** Tasks to perform **
(a) In the article on tracking monarch butterflies, what two things can the chip measure at the same time?
(b) In the article on tracking monarch butterflies, what does Lee say that tracking migrators can give insight into? List every item.
(c) Pick up the article on tracking monarch butterflies after its last sentence and keep writing.

** Quoted passage **
******

Tiny sensor used to track the migratory patterns of monarch butterflies
Date:
May 2, 2022
Source:
University of Pittsburgh
Summary:
Scientists have developed a tracking system that can be attached
to monarch butterflies and transmit data about their location all
throughout their three-month migratory journey south.
FULL STORY ========================================================================== Millions of monarch butterflies migrate each fall to a specific cluster
of mountain peaks in central Mexico. How exactly they navigate to their
winter home, and the way they choose their path, is a topic of great
interest to scientists -- especially as climate change redirects their
chosen path.
========================================================================== Inhee Lee, assistant professor of electrical and computer engineering at
the University of Pittsburgh, is part of a team developing a tracking
system that could be attached to monarch butterflies and transmit data
about their location all throughout the three month journey south. A
paper detailing these findings recently won the Best Paper Award at the
MobiCom 2021 Conference.
"Tracking animal migration is a critical ecosystem indicator," said Lee.
"Migrators travel long distances across entire continents, and it
can give us unprecedented insight into their migratory paths, how the environment around them is changing, and how species interactions are
impacted by changing movements and distributions." Previously, only
larger animal migrators can be tracked for significant portions of their migration. Insect migrators, however, make up an enormous portion of the
total migrators across the world. To track them, researchers have created
a new wireless sensing platform called mSAIL, specifically designed for
monarch migration.
The tiny, 62 mg, 8x8x2.6 mm chip is attached to the butterfly's
back and can simultaneously measure light intensity and temperature,
wirelessly communicating that information back to researchers once
the butterflies reach their destination. The system will use a deep learning-based localization algorithm to reconstruct the butterfly's
migration trajectory after it has made the journey.
To test the potential of mSAIL, researchers attached the system to a
live monarch butterfly in a botanical garden. The chip was glued to the butterfly; it had no issue flying, opening and closing its wings, or
engaging in any other normal butterfly behaviors with the chip in place.

******

** Dataset excerpt **
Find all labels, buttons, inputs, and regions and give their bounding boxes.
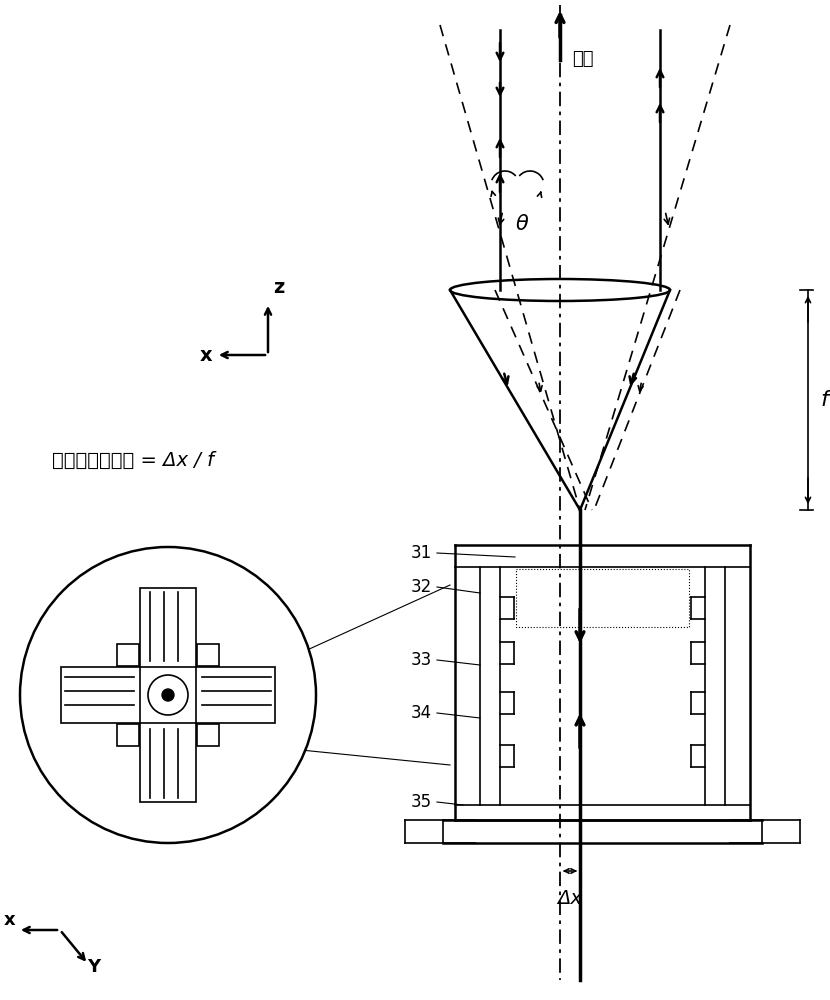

******

** Per-task outputs **
(a) Light intensity and temperature.

(b)
- Their migratory paths
- How the environment around them is changing
- How species interactions are impacted by changing movements and distributions

(c)
mSAIL is an extension of work that Lee completed while an assistant
research scientist at the University of Michigan. mSAIL integrates
previously developed integrated circuits within a 3D-stacked form factor
and demonstrates, for the first time, the feasibility of individual
butterfly localization and tracking using the novel embedded system.
The next step of the project is to mass produce over 100 mSAIL sensors
that can reliably operate during the three-month monarch migration
period. The researchers will release the mSAIL-equipped butterflies at
various locations in the U.S. and will check in with the sensors at the butterflies' well- established resting spots -- such as in the western
Lake Erie archipelago - - and at the final overwintering site in central Mexico. Eventually, the team hopes to add an air pressure sensor to
mSAIL, which will allow it to determine altitude and more accurately
assess the butterflies' path.
The paper, "mSAIL: Milligram-Scale Multi-Modal Sensor Platform for Monarch Butterfly Migration Tracking," was led by Lee and Roger Hsiao, who was
an undergraduate student at the University of Michigan and currently a
graduate student at UC Berkeley. Additional co-authors are from Pitt, University of Michigan, the University of Nebraska and the University
of Delaware.
========================================================================== Story Source: Materials provided by University_of_Pittsburgh. Original
written by Maggie Lindenberg. Note: Content may be edited for style
and length.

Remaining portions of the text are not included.